Copy the records word for word, from the line containing "- toolbar-separator: [273, 78, 274, 110]" through the line containing "- body-line-last: A.", including both of those lines.

• [INFORMATION SHOWN]:
# # # # #
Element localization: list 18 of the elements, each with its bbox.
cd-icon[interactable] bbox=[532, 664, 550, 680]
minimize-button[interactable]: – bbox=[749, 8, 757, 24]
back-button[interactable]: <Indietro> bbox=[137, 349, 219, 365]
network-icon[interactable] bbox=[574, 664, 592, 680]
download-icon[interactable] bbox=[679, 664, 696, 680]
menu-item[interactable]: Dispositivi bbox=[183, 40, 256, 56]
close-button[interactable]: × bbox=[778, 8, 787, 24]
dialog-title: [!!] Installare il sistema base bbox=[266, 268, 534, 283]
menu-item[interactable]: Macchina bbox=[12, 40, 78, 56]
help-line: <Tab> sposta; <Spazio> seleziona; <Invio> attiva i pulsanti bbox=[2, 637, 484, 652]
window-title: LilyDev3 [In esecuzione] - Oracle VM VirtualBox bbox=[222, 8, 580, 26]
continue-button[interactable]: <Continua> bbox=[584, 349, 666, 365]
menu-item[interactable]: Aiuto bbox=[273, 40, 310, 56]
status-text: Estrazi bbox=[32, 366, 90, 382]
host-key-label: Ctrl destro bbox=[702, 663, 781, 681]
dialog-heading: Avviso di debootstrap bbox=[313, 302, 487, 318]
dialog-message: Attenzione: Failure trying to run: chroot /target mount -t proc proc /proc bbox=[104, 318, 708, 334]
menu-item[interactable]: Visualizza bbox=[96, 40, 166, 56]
# # # # #
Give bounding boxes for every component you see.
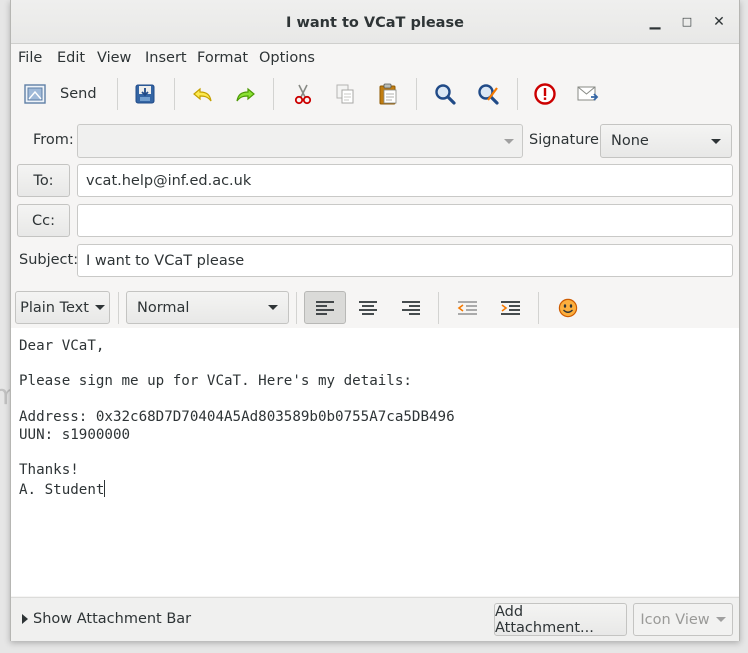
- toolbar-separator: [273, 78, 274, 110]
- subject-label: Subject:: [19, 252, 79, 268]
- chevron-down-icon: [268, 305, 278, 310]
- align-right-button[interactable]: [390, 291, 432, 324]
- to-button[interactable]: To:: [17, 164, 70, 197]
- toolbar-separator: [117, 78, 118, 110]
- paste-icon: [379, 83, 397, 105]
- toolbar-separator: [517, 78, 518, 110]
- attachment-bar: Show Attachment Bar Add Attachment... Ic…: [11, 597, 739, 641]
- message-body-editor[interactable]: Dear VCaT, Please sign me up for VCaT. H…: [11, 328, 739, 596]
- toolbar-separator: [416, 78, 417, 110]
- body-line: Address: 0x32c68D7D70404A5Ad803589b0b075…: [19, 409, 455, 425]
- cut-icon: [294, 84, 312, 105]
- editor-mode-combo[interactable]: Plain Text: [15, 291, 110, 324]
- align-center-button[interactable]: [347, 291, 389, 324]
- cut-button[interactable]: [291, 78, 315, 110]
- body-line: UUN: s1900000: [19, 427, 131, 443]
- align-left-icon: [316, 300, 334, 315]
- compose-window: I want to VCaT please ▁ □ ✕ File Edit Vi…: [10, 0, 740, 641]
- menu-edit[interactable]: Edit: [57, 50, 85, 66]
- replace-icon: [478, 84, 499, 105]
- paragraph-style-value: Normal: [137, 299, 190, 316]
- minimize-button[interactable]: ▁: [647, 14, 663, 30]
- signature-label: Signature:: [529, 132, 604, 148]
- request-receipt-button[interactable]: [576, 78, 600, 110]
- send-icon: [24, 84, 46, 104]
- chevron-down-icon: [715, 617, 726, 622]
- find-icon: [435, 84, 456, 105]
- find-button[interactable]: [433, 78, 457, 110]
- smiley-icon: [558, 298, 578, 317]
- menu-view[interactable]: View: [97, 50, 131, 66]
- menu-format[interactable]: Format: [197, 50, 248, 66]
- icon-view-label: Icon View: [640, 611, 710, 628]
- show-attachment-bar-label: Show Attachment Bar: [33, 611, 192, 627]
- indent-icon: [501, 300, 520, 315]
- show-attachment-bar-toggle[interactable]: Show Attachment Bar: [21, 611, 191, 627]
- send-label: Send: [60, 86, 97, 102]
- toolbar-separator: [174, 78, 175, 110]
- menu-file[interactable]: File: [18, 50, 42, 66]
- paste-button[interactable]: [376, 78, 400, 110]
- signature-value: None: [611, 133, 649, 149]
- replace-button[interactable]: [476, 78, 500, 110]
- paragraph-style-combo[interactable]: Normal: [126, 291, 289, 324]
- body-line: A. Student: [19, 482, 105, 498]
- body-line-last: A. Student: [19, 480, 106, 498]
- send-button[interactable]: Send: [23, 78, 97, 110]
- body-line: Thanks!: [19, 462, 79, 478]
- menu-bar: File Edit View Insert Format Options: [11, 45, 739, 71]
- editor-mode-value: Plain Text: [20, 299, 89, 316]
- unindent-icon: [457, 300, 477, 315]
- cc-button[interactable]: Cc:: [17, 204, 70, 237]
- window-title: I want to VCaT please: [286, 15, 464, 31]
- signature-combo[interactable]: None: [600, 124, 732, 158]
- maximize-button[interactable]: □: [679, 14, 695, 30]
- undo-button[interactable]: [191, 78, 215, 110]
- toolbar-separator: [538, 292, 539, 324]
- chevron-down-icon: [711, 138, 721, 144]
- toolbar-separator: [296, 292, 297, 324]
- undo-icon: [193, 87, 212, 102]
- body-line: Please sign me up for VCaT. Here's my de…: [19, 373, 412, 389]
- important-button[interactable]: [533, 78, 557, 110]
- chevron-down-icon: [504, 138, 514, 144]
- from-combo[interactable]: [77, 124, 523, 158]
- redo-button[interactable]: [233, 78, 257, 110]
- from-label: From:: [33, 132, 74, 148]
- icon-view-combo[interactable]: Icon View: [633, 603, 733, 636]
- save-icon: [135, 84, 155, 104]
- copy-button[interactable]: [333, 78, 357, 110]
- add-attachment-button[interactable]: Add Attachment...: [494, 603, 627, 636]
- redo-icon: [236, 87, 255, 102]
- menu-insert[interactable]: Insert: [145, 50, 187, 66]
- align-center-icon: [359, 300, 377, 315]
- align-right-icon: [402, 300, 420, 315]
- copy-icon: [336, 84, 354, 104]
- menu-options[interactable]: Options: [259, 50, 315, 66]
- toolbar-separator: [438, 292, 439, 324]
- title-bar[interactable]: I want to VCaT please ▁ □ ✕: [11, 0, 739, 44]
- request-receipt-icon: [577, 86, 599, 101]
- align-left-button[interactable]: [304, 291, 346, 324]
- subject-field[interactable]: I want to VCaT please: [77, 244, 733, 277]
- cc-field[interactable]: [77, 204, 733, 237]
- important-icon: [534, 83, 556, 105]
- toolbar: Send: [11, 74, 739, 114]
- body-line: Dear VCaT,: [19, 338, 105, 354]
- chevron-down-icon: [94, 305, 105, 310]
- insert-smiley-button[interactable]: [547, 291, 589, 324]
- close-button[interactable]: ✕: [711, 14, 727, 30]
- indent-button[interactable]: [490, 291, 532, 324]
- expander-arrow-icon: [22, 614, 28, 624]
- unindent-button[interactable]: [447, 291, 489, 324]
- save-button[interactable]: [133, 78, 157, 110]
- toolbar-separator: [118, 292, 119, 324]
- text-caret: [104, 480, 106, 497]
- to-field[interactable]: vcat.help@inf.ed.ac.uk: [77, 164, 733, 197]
# # # # #
• [RESULT OF THIS EXERCISE]:
- toolbar-separator: [273, 78, 274, 110]
- subject-label: Subject:: [19, 252, 79, 268]
- chevron-down-icon: [268, 305, 278, 310]
- align-right-button[interactable]: [390, 291, 432, 324]
- to-button[interactable]: To:: [17, 164, 70, 197]
- toolbar-separator: [117, 78, 118, 110]
- paste-icon: [379, 83, 397, 105]
- toolbar-separator: [517, 78, 518, 110]
- attachment-bar: Show Attachment Bar Add Attachment... Ic…: [11, 597, 739, 641]
- message-body-editor[interactable]: Dear VCaT, Please sign me up for VCaT. H…: [11, 328, 739, 596]
- toolbar-separator: [416, 78, 417, 110]
- body-line: Address: 0x32c68D7D70404A5Ad803589b0b075…: [19, 409, 455, 425]
- cut-icon: [294, 84, 312, 105]
- editor-mode-combo[interactable]: Plain Text: [15, 291, 110, 324]
- align-center-button[interactable]: [347, 291, 389, 324]
- cut-button[interactable]: [291, 78, 315, 110]
- body-line: UUN: s1900000: [19, 427, 131, 443]
- align-left-icon: [316, 300, 334, 315]
- compose-window: I want to VCaT please ▁ □ ✕ File Edit Vi…: [10, 0, 740, 641]
- menu-edit[interactable]: Edit: [57, 50, 85, 66]
- replace-icon: [478, 84, 499, 105]
- paragraph-style-value: Normal: [137, 299, 190, 316]
- minimize-button[interactable]: ▁: [647, 14, 663, 30]
- signature-label: Signature:: [529, 132, 604, 148]
- request-receipt-button[interactable]: [576, 78, 600, 110]
- send-icon: [24, 84, 46, 104]
- chevron-down-icon: [715, 617, 726, 622]
- find-icon: [435, 84, 456, 105]
- find-button[interactable]: [433, 78, 457, 110]
- smiley-icon: [558, 298, 578, 317]
- menu-view[interactable]: View: [97, 50, 131, 66]
- menu-format[interactable]: Format: [197, 50, 248, 66]
- icon-view-label: Icon View: [640, 611, 710, 628]
- show-attachment-bar-label: Show Attachment Bar: [33, 611, 192, 627]
- indent-icon: [501, 300, 520, 315]
- show-attachment-bar-toggle[interactable]: Show Attachment Bar: [21, 611, 191, 627]
- send-label: Send: [60, 86, 97, 102]
- toolbar-separator: [174, 78, 175, 110]
- menu-file[interactable]: File: [18, 50, 42, 66]
- paste-button[interactable]: [376, 78, 400, 110]
- signature-value: None: [611, 133, 649, 149]
- replace-button[interactable]: [476, 78, 500, 110]
- paragraph-style-combo[interactable]: Normal: [126, 291, 289, 324]
- body-line: A. Student: [19, 482, 105, 498]
- body-line-last: A. Student: [19, 480, 106, 498]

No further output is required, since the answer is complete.